Short task: Your job is to retype all of the data word for word, leaving every image out.

Task data:
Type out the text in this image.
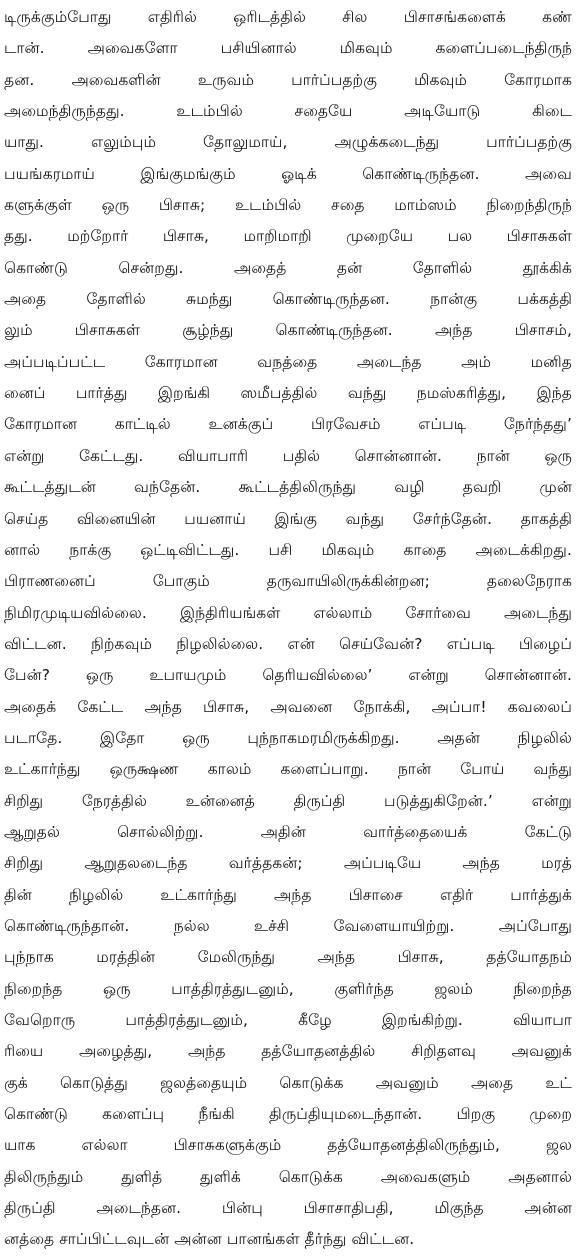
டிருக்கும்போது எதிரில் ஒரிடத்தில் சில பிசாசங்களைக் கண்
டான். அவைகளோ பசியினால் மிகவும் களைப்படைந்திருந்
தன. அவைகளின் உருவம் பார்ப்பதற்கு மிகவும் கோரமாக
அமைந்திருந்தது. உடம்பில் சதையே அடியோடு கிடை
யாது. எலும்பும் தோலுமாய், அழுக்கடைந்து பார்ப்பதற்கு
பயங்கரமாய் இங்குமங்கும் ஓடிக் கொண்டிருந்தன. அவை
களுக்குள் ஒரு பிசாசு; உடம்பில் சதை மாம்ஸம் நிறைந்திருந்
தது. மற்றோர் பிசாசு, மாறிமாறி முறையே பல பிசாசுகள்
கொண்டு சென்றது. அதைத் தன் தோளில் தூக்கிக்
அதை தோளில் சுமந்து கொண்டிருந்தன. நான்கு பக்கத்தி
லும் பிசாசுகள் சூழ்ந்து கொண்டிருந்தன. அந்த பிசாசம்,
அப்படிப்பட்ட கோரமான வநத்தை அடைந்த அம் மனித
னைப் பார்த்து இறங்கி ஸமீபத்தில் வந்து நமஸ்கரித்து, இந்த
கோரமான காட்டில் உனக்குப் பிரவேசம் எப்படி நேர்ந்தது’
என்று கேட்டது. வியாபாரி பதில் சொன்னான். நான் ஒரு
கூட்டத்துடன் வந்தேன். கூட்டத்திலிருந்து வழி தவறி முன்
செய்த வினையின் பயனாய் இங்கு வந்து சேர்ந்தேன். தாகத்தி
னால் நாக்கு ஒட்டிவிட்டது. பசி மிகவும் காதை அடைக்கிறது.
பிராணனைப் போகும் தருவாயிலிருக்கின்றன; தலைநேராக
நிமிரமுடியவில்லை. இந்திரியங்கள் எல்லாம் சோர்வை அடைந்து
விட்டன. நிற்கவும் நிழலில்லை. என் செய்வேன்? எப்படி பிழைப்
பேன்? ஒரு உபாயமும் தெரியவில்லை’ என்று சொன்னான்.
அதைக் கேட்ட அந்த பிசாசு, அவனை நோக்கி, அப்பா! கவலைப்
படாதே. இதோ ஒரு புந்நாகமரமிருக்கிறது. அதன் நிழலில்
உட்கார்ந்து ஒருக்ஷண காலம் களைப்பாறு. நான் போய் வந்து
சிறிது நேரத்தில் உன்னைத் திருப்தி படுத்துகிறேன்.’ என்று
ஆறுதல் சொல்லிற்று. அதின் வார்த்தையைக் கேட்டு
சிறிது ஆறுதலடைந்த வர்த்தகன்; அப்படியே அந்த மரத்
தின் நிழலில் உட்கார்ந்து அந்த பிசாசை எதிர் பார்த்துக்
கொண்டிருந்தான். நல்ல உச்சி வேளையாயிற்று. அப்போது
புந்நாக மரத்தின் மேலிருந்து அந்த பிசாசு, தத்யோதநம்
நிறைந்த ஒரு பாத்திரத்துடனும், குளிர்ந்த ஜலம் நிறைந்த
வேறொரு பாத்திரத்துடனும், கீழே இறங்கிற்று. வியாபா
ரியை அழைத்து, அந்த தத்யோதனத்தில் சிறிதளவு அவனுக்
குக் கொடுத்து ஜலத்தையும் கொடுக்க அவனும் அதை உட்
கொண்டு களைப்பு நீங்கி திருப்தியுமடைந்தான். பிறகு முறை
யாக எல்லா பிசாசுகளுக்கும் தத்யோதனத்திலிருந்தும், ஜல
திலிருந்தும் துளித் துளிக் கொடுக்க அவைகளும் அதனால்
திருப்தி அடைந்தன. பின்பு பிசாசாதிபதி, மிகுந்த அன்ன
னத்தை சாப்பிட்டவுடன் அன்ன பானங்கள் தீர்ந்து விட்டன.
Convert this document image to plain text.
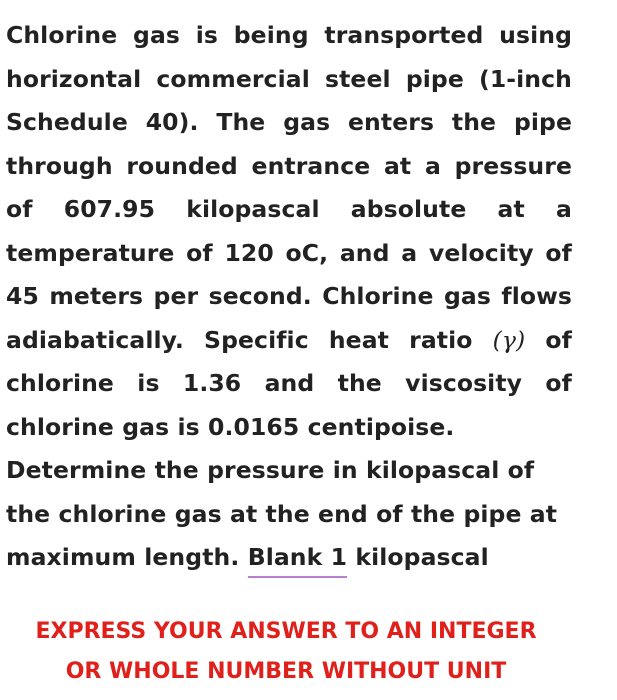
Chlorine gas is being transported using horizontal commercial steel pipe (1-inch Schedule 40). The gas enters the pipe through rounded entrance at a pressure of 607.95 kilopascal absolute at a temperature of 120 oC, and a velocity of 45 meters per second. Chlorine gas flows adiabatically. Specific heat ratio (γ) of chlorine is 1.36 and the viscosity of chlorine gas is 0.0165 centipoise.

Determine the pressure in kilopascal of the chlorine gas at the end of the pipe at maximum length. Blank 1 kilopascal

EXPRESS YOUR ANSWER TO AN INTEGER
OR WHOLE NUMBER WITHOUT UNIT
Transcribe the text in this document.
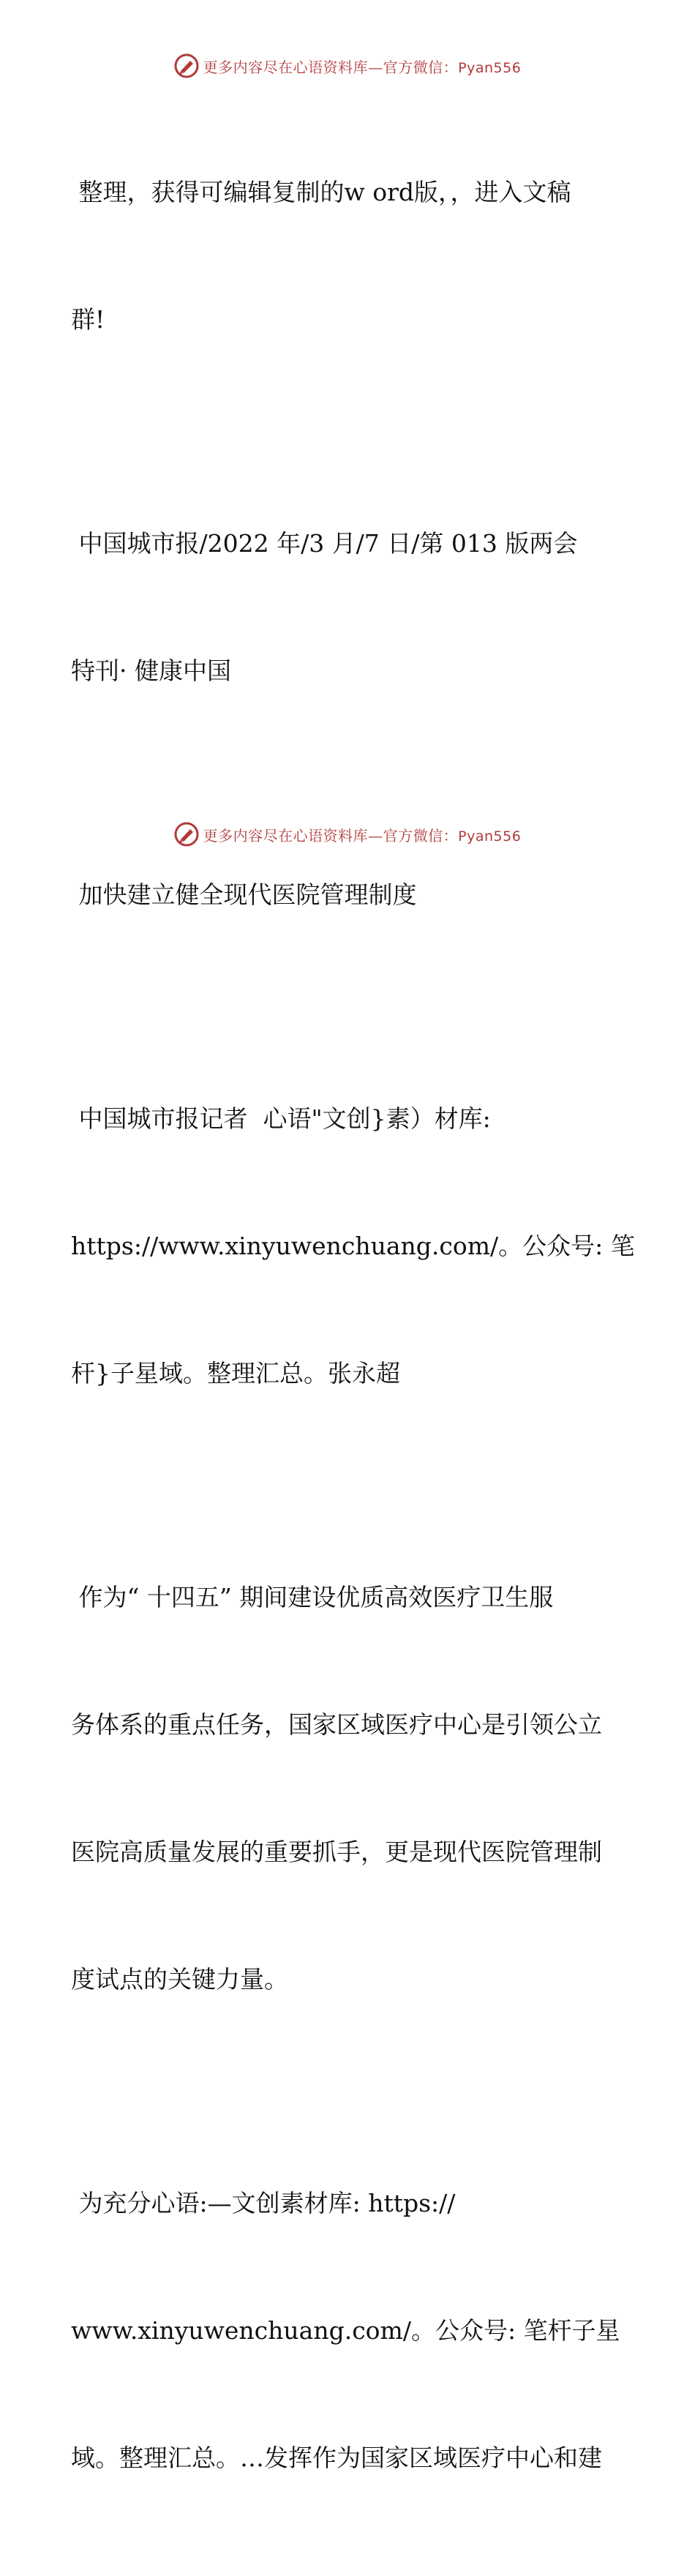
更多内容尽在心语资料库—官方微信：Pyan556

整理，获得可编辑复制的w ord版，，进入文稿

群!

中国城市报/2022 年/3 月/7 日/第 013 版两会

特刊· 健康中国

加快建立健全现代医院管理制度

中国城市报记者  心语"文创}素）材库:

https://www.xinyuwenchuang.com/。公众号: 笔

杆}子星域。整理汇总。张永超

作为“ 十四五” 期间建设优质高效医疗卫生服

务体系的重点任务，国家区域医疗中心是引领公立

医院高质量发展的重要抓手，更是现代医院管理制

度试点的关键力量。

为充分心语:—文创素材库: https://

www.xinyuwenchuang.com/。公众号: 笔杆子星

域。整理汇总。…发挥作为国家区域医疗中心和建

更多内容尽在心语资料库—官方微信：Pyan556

Solution to the problem:
Type out the text in this image.
டிருக்கும்போது எதிரில் ஒரிடத்தில் சில பிசாசங்களைக் கண்
டான். அவைகளோ பசியினால் மிகவும் களைப்படைந்திருந்
தன. அவைகளின் உருவம் பார்ப்பதற்கு மிகவும் கோரமாக
அமைந்திருந்தது. உடம்பில் சதையே அடியோடு கிடை
யாது. எலும்பும் தோலுமாய், அழுக்கடைந்து பார்ப்பதற்கு
பயங்கரமாய் இங்குமங்கும் ஓடிக் கொண்டிருந்தன. அவை
களுக்குள் ஒரு பிசாசு; உடம்பில் சதை மாம்ஸம் நிறைந்திருந்
தது. மற்றோர் பிசாசு, மாறிமாறி முறையே பல பிசாசுகள்
கொண்டு சென்றது. அதைத் தன் தோளில் தூக்கிக்
அதை தோளில் சுமந்து கொண்டிருந்தன. நான்கு பக்கத்தி
லும் பிசாசுகள் சூழ்ந்து கொண்டிருந்தன. அந்த பிசாசம்,
அப்படிப்பட்ட கோரமான வநத்தை அடைந்த அம் மனித
னைப் பார்த்து இறங்கி ஸமீபத்தில் வந்து நமஸ்கரித்து, இந்த
கோரமான காட்டில் உனக்குப் பிரவேசம் எப்படி நேர்ந்தது’
என்று கேட்டது. வியாபாரி பதில் சொன்னான். நான் ஒரு
கூட்டத்துடன் வந்தேன். கூட்டத்திலிருந்து வழி தவறி முன்
செய்த வினையின் பயனாய் இங்கு வந்து சேர்ந்தேன். தாகத்தி
னால் நாக்கு ஒட்டிவிட்டது. பசி மிகவும் காதை அடைக்கிறது.
பிராணனைப் போகும் தருவாயிலிருக்கின்றன; தலைநேராக
நிமிரமுடியவில்லை. இந்திரியங்கள் எல்லாம் சோர்வை அடைந்து
விட்டன. நிற்கவும் நிழலில்லை. என் செய்வேன்? எப்படி பிழைப்
பேன்? ஒரு உபாயமும் தெரியவில்லை’ என்று சொன்னான்.
அதைக் கேட்ட அந்த பிசாசு, அவனை நோக்கி, அப்பா! கவலைப்
படாதே. இதோ ஒரு புந்நாகமரமிருக்கிறது. அதன் நிழலில்
உட்கார்ந்து ஒருக்ஷண காலம் களைப்பாறு. நான் போய் வந்து
சிறிது நேரத்தில் உன்னைத் திருப்தி படுத்துகிறேன்.’ என்று
ஆறுதல் சொல்லிற்று. அதின் வார்த்தையைக் கேட்டு
சிறிது ஆறுதலடைந்த வர்த்தகன்; அப்படியே அந்த மரத்
தின் நிழலில் உட்கார்ந்து அந்த பிசாசை எதிர் பார்த்துக்
கொண்டிருந்தான். நல்ல உச்சி வேளையாயிற்று. அப்போது
புந்நாக மரத்தின் மேலிருந்து அந்த பிசாசு, தத்யோதநம்
நிறைந்த ஒரு பாத்திரத்துடனும், குளிர்ந்த ஜலம் நிறைந்த
வேறொரு பாத்திரத்துடனும், கீழே இறங்கிற்று. வியாபா
ரியை அழைத்து, அந்த தத்யோதனத்தில் சிறிதளவு அவனுக்
குக் கொடுத்து ஜலத்தையும் கொடுக்க அவனும் அதை உட்
கொண்டு களைப்பு நீங்கி திருப்தியுமடைந்தான். பிறகு முறை
யாக எல்லா பிசாசுகளுக்கும் தத்யோதனத்திலிருந்தும், ஜல
திலிருந்தும் துளித் துளிக் கொடுக்க அவைகளும் அதனால்
திருப்தி அடைந்தன. பின்பு பிசாசாதிபதி, மிகுந்த அன்ன
னத்தை சாப்பிட்டவுடன் அன்ன பானங்கள் தீர்ந்து விட்டன.
Convert this document image to plain text.
Chlorine gas is being transported using horizontal commercial steel pipe (1-inch Schedule 40). The gas enters the pipe through rounded entrance at a pressure of 607.95 kilopascal absolute at a temperature of 120 oC, and a velocity of 45 meters per second. Chlorine gas flows adiabatically. Specific heat ratio (γ) of chlorine is 1.36 and the viscosity of chlorine gas is 0.0165 centipoise.

Determine the pressure in kilopascal of the chlorine gas at the end of the pipe at maximum length. Blank 1 kilopascal

EXPRESS YOUR ANSWER TO AN INTEGER
OR WHOLE NUMBER WITHOUT UNIT
Transcribe the text in this document.
更多内容尽在心语资料库—官方微信：Pyan556

整理，获得可编辑复制的w ord版，，进入文稿

群!

中国城市报/2022 年/3 月/7 日/第 013 版两会

特刊· 健康中国

加快建立健全现代医院管理制度

中国城市报记者  心语"文创}素）材库:

https://www.xinyuwenchuang.com/。公众号: 笔

杆}子星域。整理汇总。张永超

作为“ 十四五” 期间建设优质高效医疗卫生服

务体系的重点任务，国家区域医疗中心是引领公立

医院高质量发展的重要抓手，更是现代医院管理制

度试点的关键力量。

为充分心语:—文创素材库: https://

www.xinyuwenchuang.com/。公众号: 笔杆子星

域。整理汇总。…发挥作为国家区域医疗中心和建

更多内容尽在心语资料库—官方微信：Pyan556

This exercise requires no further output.